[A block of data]
— BEGIN —
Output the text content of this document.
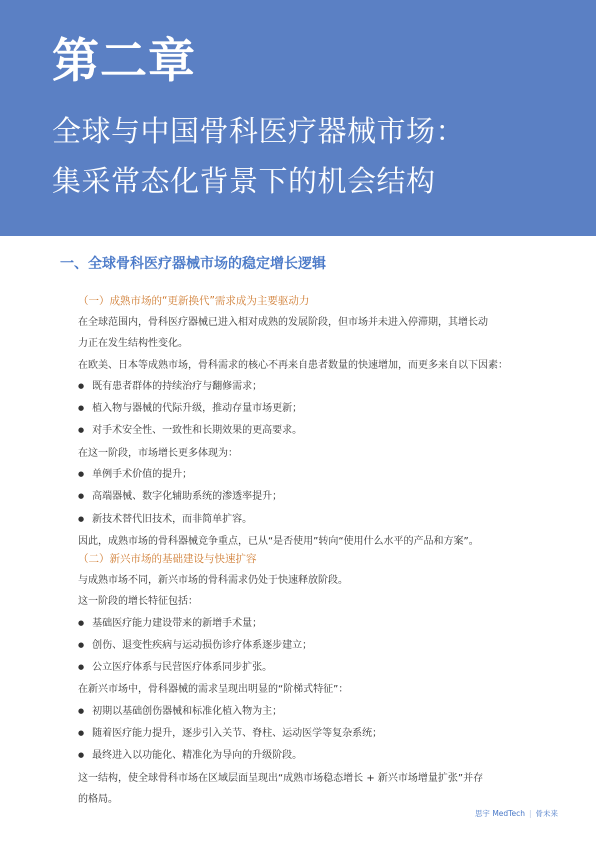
第二章
全球与中国骨科医疗器械市场：
集采常态化背景下的机会结构
一、全球骨科医疗器械市场的稳定增长逻辑
（一）成熟市场的“更新换代”需求成为主要驱动力
在全球范围内，骨科医疗器械已进入相对成熟的发展阶段，但市场并未进入停滞期，其增长动
力正在发生结构性变化。
在欧美、日本等成熟市场，骨科需求的核心不再来自患者数量的快速增加，而更多来自以下因素：
● 既有患者群体的持续治疗与翻修需求；
● 植入物与器械的代际升级，推动存量市场更新；
● 对手术安全性、一致性和长期效果的更高要求。
在这一阶段，市场增长更多体现为：
● 单例手术价值的提升；
● 高端器械、数字化辅助系统的渗透率提升；
● 新技术替代旧技术，而非简单扩容。
因此，成熟市场的骨科器械竞争重点，已从“是否使用”转向“使用什么水平的产品和方案”。
（二）新兴市场的基础建设与快速扩容
与成熟市场不同，新兴市场的骨科需求仍处于快速释放阶段。
这一阶段的增长特征包括：
● 基础医疗能力建设带来的新增手术量；
● 创伤、退变性疾病与运动损伤诊疗体系逐步建立；
● 公立医疗体系与民营医疗体系同步扩张。
在新兴市场中，骨科器械的需求呈现出明显的“阶梯式特征”：
● 初期以基础创伤器械和标准化植入物为主；
● 随着医疗能力提升，逐步引入关节、脊柱、运动医学等复杂系统；
● 最终进入以功能化、精准化为导向的升级阶段。
这一结构，使全球骨科市场在区域层面呈现出“成熟市场稳态增长 + 新兴市场增量扩张”并存
的格局。
思宇 MedTech | 骨未来
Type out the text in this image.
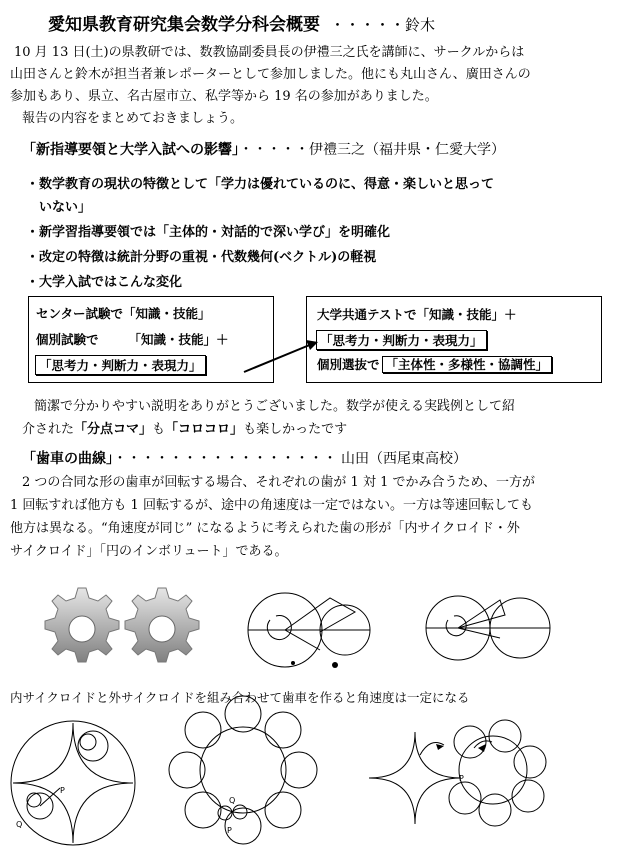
愛知県教育研究集会数学分科会概要 ・・・・・鈴木
10 月 13 日(土)の県教研では、数教協副委員長の伊禮三之氏を講師に、サークルからは
山田さんと鈴木が担当者兼レポーターとして参加しました。他にも丸山さん、廣田さんの
参加もあり、県立、名古屋市立、私学等から 19 名の参加がありました。
報告の内容をまとめておきましょう。
「新指導要領と大学入試への影響」・・・・・伊禮三之（福井県・仁愛大学）
・数学教育の現状の特徴として「学力は優れているのに、得意・楽しいと思って
　いない」
・新学習指導要領では「主体的・対話的で深い学び」を明確化
・改定の特徴は統計分野の重視・代数幾何(ベクトル)の軽視
・大学入試ではこんな変化
センター試験で「知識・技能」
個別試験で 「知識・技能」＋
「思考力・判断力・表現力」
大学共通テストで「知識・技能」＋
「思考力・判断力・表現力」
個別選抜で 「主体性・多様性・協調性」
簡潔で分かりやすい説明をありがとうございました。数学が使える実践例として紹
介された「分点コマ」も「コロコロ」も楽しかったです
「歯車の曲線」・・・・・・・・・・・・・・・・ 山田（西尾東高校）
2 つの合同な形の歯車が回転する場合、それぞれの歯が 1 対 1 でかみ合うため、一方が
1 回転すれば他方も 1 回転するが、途中の角速度は一定ではない。一方は等速回転しても
他方は異なる。“角速度が同じ” になるように考えられた歯の形が「内サイクロイド・外
サイクロイド」「円のインボリュート」である。
内サイクロイドと外サイクロイドを組み合わせて歯車を作ると角速度は一定になる
P
Q
Q
P
P
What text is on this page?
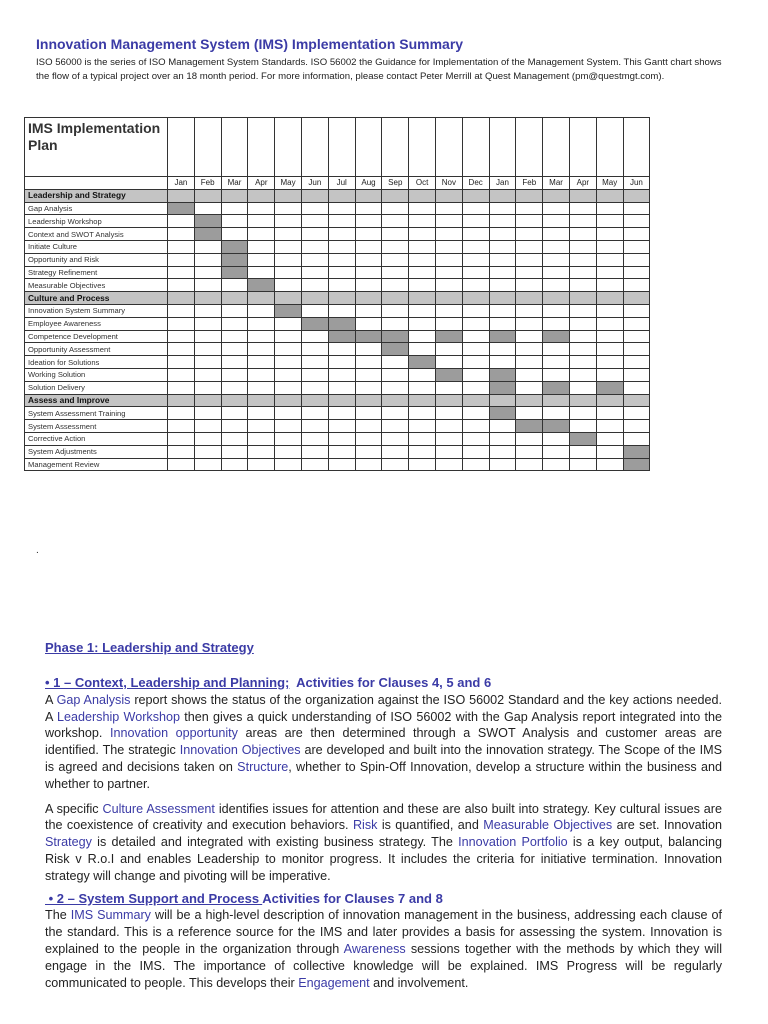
Innovation Management System (IMS) Implementation Summary
ISO 56000 is the series of ISO Management System Standards. ISO 56002 the Guidance for Implementation of the Management System. This Gantt chart shows the flow of a typical project over an 18 month period. For more information, please contact Peter Merrill at Quest Management (pm@questmgt.com).
IMS Implementation Plan																		
	Jan	Feb	Mar	Apr	May	Jun	Jul	Aug	Sep	Oct	Nov	Dec	Jan	Feb	Mar	Apr	May	Jun
Leadership and Strategy																		
Gap Analysis																		
Leadership Workshop																		
Context and SWOT Analysis																		
Initiate Culture																		
Opportunity and Risk																		
Strategy Refinement																		
Measurable Objectives																		
Culture and Process																		
Innovation System Summary																		
Employee Awareness																		
Competence Development																		
Opportunity Assessment																		
Ideation for Solutions																		
Working Solution																		
Solution Delivery																		
Assess and Improve																		
System Assessment Training																		
System Assessment																		
Corrective Action																		
System Adjustments																		
Management Review																		
.
Phase 1: Leadership and Strategy
• 1 – Context, Leadership and Planning;  Activities for Clauses 4, 5 and 6

A Gap Analysis report shows the status of the organization against the ISO 56002 Standard and the key actions needed. A Leadership Workshop then gives a quick understanding of ISO 56002 with the Gap Analysis report integrated into the workshop. Innovation opportunity areas are then determined through a SWOT Analysis and customer areas are identified. The strategic Innovation Objectives are developed and built into the innovation strategy. The Scope of the IMS is agreed and decisions taken on Structure, whether to Spin-Off Innovation, develop a structure within the business and whether to partner.

A specific Culture Assessment identifies issues for attention and these are also built into strategy. Key cultural issues are the coexistence of creativity and execution behaviors. Risk is quantified, and Measurable Objectives are set. Innovation Strategy is detailed and integrated with existing business strategy. The Innovation Portfolio is a key output, balancing Risk v R.o.I and enables Leadership to monitor progress. It includes the criteria for initiative termination. Innovation strategy will change and pivoting will be imperative.

• 2 – System Support and Process Activities for Clauses 7 and 8

The IMS Summary will be a high-level description of innovation management in the business, addressing each clause of the standard. This is a reference source for the IMS and later provides a basis for assessing the system. Innovation is explained to the people in the organization through Awareness sessions together with the methods by which they will engage in the IMS. The importance of collective knowledge will be explained. IMS Progress will be regularly communicated to people. This develops their Engagement and involvement.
— END —
● Task goal
Select and copy every line of the material that holds the string "Process".

● Solution to the exercise
Culture and Process																		
• 2 – System Support and Process Activities for Clauses 7 and 8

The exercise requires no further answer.